## Problem
Pick out each line in the rows below that contains the string "COVID" and copy those lines.

++++++++++

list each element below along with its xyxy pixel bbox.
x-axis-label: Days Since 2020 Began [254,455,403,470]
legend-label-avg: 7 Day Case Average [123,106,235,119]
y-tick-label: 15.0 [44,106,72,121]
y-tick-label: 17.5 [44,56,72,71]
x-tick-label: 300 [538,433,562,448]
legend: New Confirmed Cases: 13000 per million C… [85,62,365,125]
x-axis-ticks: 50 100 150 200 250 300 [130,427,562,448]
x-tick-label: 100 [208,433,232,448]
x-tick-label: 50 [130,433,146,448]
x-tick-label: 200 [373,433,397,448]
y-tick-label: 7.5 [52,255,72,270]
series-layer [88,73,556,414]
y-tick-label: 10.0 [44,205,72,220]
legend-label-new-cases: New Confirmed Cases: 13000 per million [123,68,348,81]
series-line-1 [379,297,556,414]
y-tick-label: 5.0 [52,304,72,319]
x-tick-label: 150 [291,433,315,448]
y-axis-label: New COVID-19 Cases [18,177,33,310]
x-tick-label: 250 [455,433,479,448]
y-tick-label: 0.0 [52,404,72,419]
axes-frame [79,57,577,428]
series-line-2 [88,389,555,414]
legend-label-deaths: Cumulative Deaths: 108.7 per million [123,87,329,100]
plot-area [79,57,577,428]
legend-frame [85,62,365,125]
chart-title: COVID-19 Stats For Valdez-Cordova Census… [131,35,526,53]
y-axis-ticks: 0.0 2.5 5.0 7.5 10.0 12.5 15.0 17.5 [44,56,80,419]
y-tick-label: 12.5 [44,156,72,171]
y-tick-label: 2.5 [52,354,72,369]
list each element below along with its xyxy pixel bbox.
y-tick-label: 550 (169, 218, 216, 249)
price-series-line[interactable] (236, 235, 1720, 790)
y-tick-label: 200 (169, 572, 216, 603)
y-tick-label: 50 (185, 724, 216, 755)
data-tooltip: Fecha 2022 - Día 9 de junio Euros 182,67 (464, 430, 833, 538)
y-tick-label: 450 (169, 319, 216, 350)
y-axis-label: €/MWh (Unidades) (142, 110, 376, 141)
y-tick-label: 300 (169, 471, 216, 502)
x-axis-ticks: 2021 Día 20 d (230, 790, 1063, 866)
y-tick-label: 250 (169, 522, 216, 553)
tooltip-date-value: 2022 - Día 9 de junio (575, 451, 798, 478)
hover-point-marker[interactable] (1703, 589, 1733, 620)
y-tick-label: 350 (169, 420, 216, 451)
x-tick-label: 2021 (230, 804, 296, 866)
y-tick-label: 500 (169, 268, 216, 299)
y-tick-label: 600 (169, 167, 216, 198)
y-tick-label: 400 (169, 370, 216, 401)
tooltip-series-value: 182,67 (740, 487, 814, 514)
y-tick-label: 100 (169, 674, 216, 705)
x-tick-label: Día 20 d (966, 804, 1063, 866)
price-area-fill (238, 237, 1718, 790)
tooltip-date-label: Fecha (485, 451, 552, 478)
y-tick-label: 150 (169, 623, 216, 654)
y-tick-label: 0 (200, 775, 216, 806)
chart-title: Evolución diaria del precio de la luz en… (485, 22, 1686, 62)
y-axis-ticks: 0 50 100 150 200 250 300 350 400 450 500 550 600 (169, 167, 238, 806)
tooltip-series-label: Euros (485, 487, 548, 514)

++++++++++

## Answer to the problem
y-axis-label: New COVID-19 Cases [18,177,33,310]
chart-title: COVID-19 Stats For Valdez-Cordova Census… [131,35,526,53]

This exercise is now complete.